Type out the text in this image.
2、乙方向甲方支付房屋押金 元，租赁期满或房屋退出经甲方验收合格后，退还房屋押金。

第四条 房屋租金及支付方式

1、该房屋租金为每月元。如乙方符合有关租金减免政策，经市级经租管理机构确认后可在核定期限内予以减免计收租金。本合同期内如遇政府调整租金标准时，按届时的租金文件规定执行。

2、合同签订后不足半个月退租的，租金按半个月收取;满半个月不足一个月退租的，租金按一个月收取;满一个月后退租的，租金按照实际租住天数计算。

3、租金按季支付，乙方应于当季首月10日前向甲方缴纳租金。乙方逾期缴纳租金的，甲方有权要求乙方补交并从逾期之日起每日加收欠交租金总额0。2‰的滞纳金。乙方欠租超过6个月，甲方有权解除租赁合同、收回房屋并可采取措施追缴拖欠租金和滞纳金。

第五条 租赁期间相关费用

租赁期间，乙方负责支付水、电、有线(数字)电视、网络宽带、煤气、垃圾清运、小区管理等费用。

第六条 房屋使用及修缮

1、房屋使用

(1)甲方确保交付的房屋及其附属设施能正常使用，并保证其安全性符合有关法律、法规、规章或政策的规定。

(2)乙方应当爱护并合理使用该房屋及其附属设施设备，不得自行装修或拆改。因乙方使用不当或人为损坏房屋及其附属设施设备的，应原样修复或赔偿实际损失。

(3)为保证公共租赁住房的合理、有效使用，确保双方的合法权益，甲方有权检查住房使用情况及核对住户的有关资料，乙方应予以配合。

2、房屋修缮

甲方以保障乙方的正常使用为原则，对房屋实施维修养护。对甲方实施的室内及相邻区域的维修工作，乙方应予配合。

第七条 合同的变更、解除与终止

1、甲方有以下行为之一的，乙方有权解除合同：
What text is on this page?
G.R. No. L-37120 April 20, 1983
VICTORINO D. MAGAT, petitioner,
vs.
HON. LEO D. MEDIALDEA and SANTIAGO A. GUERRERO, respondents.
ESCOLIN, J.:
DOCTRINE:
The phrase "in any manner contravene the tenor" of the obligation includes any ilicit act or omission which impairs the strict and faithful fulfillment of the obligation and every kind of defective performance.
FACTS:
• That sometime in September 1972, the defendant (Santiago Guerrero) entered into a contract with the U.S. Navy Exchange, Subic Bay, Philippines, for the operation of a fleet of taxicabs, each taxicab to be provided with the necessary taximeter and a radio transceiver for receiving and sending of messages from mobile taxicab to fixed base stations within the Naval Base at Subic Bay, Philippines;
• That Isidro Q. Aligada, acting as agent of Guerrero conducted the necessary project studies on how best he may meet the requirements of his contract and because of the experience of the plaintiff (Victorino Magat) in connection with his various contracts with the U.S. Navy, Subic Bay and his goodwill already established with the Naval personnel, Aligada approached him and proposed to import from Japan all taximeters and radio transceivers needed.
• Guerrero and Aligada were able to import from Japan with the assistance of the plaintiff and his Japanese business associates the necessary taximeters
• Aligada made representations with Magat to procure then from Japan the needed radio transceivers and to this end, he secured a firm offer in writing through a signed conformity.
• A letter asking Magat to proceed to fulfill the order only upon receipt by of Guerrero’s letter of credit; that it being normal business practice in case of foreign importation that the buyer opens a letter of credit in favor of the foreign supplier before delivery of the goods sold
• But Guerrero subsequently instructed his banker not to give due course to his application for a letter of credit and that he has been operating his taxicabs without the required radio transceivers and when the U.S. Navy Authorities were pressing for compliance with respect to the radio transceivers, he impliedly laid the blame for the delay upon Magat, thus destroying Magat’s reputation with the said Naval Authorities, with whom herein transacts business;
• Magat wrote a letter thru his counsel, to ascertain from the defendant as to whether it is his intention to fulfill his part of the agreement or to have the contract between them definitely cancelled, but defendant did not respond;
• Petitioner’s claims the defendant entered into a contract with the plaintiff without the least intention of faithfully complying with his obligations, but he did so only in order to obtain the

• Exercise objective:
Exactly as written, please output every entry.

• Written answer:
Type out the text in this image.
2、乙方向甲方支付房屋押金 元，租赁期满或房屋退出经甲方验收合格后，退还房屋押金。

第四条 房屋租金及支付方式

1、该房屋租金为每月元。如乙方符合有关租金减免政策，经市级经租管理机构确认后可在核定期限内予以减免计收租金。本合同期内如遇政府调整租金标准时，按届时的租金文件规定执行。

2、合同签订后不足半个月退租的，租金按半个月收取;满半个月不足一个月退租的，租金按一个月收取;满一个月后退租的，租金按照实际租住天数计算。

3、租金按季支付，乙方应于当季首月10日前向甲方缴纳租金。乙方逾期缴纳租金的，甲方有权要求乙方补交并从逾期之日起每日加收欠交租金总额0。2‰的滞纳金。乙方欠租超过6个月，甲方有权解除租赁合同、收回房屋并可采取措施追缴拖欠租金和滞纳金。

第五条 租赁期间相关费用

租赁期间，乙方负责支付水、电、有线(数字)电视、网络宽带、煤气、垃圾清运、小区管理等费用。

第六条 房屋使用及修缮

1、房屋使用

(1)甲方确保交付的房屋及其附属设施能正常使用，并保证其安全性符合有关法律、法规、规章或政策的规定。

(2)乙方应当爱护并合理使用该房屋及其附属设施设备，不得自行装修或拆改。因乙方使用不当或人为损坏房屋及其附属设施设备的，应原样修复或赔偿实际损失。

(3)为保证公共租赁住房的合理、有效使用，确保双方的合法权益，甲方有权检查住房使用情况及核对住户的有关资料，乙方应予以配合。

2、房屋修缮

甲方以保障乙方的正常使用为原则，对房屋实施维修养护。对甲方实施的室内及相邻区域的维修工作，乙方应予配合。

第七条 合同的变更、解除与终止

1、甲方有以下行为之一的，乙方有权解除合同：
What text is on this page?
G.R. No. L-37120 April 20, 1983
VICTORINO D. MAGAT, petitioner,
vs.
HON. LEO D. MEDIALDEA and SANTIAGO A. GUERRERO, respondents.
ESCOLIN, J.:
DOCTRINE:
The phrase "in any manner contravene the tenor" of the obligation includes any ilicit act or omission which impairs the strict and faithful fulfillment of the obligation and every kind of defective performance.
FACTS:
• That sometime in September 1972, the defendant (Santiago Guerrero) entered into a contract with the U.S. Navy Exchange, Subic Bay, Philippines, for the operation of a fleet of taxicabs, each taxicab to be provided with the necessary taximeter and a radio transceiver for receiving and sending of messages from mobile taxicab to fixed base stations within the Naval Base at Subic Bay, Philippines;
• That Isidro Q. Aligada, acting as agent of Guerrero conducted the necessary project studies on how best he may meet the requirements of his contract and because of the experience of the plaintiff (Victorino Magat) in connection with his various contracts with the U.S. Navy, Subic Bay and his goodwill already established with the Naval personnel, Aligada approached him and proposed to import from Japan all taximeters and radio transceivers needed.
• Guerrero and Aligada were able to import from Japan with the assistance of the plaintiff and his Japanese business associates the necessary taximeters
• Aligada made representations with Magat to procure then from Japan the needed radio transceivers and to this end, he secured a firm offer in writing through a signed conformity.
• A letter asking Magat to proceed to fulfill the order only upon receipt by of Guerrero’s letter of credit; that it being normal business practice in case of foreign importation that the buyer opens a letter of credit in favor of the foreign supplier before delivery of the goods sold
• But Guerrero subsequently instructed his banker not to give due course to his application for a letter of credit and that he has been operating his taxicabs without the required radio transceivers and when the U.S. Navy Authorities were pressing for compliance with respect to the radio transceivers, he impliedly laid the blame for the delay upon Magat, thus destroying Magat’s reputation with the said Naval Authorities, with whom herein transacts business;
• Magat wrote a letter thru his counsel, to ascertain from the defendant as to whether it is his intention to fulfill his part of the agreement or to have the contract between them definitely cancelled, but defendant did not respond;
• Petitioner’s claims the defendant entered into a contract with the plaintiff without the least intention of faithfully complying with his obligations, but he did so only in order to obtain the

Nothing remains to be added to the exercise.